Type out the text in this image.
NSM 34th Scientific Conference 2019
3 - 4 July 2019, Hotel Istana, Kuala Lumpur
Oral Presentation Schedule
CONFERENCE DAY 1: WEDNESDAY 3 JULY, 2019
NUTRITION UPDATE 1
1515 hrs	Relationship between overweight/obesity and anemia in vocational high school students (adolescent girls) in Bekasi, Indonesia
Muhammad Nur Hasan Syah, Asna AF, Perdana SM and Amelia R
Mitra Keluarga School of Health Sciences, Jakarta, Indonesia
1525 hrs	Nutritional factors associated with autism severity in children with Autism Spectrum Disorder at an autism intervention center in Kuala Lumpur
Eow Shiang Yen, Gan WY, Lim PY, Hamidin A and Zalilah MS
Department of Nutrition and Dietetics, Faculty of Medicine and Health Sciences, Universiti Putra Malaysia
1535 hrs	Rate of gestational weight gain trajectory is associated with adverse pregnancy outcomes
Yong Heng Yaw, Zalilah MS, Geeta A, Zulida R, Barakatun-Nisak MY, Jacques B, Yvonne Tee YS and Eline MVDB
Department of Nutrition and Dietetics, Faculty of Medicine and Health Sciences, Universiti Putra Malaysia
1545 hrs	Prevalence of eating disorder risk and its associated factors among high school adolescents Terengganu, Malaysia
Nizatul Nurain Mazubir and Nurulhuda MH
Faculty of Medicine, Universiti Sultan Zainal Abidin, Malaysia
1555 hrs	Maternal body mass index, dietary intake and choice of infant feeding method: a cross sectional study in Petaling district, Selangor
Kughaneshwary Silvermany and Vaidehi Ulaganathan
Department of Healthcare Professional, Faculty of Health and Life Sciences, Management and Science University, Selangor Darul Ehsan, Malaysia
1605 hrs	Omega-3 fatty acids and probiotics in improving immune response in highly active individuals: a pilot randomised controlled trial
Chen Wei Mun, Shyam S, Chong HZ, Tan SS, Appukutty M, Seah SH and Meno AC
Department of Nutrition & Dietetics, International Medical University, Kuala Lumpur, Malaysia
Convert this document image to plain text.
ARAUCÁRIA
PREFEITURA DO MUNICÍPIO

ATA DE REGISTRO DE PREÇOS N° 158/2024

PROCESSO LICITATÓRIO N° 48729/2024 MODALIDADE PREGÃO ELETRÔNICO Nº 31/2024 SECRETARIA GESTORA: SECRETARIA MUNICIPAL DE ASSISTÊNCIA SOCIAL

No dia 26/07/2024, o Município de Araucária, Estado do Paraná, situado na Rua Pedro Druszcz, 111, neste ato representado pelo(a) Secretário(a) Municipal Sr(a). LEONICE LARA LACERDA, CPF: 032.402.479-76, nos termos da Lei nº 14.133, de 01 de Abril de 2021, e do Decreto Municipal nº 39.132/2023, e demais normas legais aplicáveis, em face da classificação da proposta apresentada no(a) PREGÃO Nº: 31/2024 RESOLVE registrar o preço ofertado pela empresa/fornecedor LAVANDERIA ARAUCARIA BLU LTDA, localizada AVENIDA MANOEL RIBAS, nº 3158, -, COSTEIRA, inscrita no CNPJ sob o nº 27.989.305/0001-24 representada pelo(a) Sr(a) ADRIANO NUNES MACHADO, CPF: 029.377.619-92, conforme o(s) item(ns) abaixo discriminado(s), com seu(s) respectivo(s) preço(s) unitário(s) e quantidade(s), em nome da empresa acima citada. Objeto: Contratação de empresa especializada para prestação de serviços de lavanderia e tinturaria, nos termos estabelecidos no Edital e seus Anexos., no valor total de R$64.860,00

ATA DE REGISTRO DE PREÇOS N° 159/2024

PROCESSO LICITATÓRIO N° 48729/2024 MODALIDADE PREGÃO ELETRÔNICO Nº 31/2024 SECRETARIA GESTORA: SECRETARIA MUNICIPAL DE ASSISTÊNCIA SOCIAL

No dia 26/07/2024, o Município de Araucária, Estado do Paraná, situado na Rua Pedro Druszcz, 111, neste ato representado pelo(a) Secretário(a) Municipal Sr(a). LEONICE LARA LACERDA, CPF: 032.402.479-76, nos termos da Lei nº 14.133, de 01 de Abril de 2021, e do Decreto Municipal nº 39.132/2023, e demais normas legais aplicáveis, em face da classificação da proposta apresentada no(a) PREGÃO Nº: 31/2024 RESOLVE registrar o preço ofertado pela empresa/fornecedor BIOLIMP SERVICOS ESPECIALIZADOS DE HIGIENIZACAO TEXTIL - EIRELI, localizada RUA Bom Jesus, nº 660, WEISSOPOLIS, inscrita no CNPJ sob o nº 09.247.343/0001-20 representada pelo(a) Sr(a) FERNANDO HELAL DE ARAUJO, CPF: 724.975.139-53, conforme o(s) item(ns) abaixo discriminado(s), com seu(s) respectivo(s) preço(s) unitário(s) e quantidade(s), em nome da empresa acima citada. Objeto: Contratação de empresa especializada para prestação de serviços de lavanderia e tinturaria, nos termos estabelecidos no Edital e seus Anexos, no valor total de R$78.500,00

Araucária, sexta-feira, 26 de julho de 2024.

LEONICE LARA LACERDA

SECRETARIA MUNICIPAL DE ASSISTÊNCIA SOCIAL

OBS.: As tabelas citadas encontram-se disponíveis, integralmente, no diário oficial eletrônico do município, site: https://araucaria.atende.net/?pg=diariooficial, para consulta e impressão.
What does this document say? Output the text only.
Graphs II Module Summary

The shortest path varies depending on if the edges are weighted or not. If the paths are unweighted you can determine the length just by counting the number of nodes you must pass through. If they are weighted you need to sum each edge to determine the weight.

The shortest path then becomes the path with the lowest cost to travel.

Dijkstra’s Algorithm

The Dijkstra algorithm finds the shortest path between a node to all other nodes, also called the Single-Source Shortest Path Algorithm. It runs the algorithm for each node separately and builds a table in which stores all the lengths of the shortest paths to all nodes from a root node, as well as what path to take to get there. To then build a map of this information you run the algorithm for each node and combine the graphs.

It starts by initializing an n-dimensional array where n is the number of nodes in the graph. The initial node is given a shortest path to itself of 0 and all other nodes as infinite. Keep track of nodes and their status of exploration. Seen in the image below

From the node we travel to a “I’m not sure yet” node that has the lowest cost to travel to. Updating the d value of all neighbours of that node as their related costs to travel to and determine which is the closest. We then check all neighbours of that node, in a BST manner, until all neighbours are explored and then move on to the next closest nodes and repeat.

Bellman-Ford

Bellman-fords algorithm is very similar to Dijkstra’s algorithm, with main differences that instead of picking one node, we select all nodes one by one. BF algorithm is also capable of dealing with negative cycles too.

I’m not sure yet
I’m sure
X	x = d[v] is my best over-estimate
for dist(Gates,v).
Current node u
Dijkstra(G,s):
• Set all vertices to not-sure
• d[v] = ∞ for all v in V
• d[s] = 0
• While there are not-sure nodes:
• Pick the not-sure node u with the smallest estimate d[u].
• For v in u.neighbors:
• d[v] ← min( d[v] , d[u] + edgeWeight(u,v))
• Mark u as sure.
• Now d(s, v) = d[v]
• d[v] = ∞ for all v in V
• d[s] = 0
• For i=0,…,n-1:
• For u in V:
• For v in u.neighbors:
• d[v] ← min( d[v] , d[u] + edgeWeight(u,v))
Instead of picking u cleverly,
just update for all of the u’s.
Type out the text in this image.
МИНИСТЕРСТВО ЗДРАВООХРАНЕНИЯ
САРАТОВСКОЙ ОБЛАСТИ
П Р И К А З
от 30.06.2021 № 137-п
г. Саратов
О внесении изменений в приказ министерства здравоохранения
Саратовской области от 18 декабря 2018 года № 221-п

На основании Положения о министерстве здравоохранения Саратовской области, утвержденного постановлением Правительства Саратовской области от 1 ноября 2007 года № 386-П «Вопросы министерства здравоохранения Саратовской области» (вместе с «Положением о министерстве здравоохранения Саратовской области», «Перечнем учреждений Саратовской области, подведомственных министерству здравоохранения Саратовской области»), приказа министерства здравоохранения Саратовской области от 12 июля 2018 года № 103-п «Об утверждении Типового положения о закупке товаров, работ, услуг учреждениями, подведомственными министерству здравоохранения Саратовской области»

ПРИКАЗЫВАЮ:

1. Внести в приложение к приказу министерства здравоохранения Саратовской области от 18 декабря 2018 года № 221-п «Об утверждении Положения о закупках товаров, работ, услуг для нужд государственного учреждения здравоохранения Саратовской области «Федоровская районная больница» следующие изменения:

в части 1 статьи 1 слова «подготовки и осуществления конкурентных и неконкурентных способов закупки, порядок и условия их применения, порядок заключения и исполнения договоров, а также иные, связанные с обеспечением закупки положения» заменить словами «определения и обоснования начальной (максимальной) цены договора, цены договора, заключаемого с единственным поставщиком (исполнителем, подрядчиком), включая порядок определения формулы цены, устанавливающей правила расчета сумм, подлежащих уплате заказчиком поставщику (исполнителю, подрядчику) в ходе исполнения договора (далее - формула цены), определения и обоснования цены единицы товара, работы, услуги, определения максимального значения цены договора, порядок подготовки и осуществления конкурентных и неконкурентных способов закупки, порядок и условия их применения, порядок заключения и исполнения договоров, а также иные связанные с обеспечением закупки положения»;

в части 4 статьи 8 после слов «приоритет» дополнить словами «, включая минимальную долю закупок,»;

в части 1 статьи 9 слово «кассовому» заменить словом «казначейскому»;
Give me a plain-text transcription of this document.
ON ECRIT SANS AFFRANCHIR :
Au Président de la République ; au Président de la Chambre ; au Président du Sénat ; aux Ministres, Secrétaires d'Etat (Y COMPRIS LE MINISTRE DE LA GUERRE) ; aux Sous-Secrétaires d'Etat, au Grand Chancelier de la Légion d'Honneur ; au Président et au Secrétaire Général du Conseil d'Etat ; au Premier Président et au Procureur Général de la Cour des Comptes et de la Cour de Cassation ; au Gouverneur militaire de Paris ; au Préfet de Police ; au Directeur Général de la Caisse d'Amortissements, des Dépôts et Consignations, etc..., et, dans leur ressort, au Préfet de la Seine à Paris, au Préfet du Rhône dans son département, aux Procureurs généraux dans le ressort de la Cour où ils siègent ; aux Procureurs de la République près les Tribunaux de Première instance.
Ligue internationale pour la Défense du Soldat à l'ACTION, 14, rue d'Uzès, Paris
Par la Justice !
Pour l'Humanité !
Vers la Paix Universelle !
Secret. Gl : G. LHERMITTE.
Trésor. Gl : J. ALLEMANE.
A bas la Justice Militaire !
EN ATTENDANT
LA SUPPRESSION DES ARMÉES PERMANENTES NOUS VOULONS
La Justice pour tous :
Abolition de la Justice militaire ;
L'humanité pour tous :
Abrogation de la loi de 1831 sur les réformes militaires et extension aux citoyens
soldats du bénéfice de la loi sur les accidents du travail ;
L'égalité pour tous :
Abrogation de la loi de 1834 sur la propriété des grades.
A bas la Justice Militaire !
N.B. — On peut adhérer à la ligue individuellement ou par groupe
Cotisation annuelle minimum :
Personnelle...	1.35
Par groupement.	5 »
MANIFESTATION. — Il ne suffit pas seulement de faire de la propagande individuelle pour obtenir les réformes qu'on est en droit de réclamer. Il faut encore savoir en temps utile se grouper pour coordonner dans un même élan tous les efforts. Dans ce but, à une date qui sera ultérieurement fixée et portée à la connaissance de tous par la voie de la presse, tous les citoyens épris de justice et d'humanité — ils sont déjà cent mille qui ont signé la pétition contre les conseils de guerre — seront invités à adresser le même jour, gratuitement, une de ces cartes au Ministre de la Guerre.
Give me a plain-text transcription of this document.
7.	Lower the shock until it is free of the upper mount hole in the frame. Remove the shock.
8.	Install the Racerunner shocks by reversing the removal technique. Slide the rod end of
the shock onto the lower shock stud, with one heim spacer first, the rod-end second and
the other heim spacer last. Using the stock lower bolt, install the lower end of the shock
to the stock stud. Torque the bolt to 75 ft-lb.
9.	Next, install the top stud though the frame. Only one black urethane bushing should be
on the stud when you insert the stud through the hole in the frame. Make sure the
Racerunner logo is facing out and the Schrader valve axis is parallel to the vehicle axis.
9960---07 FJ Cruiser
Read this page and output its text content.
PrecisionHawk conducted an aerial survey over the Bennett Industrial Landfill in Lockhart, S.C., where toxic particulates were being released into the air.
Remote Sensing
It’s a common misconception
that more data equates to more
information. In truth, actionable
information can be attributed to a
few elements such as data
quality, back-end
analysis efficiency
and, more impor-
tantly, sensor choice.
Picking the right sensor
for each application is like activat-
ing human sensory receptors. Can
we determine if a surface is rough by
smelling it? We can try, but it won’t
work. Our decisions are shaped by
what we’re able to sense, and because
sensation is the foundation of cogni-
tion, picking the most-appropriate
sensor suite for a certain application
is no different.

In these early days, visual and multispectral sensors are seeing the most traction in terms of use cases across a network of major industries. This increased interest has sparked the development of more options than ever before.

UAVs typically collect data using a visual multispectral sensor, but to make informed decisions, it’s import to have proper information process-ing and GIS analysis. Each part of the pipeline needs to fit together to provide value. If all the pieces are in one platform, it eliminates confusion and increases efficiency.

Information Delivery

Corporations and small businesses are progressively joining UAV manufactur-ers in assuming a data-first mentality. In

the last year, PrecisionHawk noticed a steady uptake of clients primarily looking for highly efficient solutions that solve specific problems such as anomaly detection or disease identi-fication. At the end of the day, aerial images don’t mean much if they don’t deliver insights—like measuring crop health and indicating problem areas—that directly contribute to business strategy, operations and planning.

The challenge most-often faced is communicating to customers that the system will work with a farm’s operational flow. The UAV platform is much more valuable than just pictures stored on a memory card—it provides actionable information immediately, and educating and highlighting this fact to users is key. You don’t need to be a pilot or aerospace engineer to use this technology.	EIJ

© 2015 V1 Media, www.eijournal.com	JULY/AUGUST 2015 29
::::::
Return each line that includes "frame".

= Solved problem =
7.	Lower the shock until it is free of the upper mount hole in the frame. Remove the shock.
9.	Next, install the top stud though the frame. Only one black urethane bushing should be
on the stud when you insert the stud through the hole in the frame. Make sure the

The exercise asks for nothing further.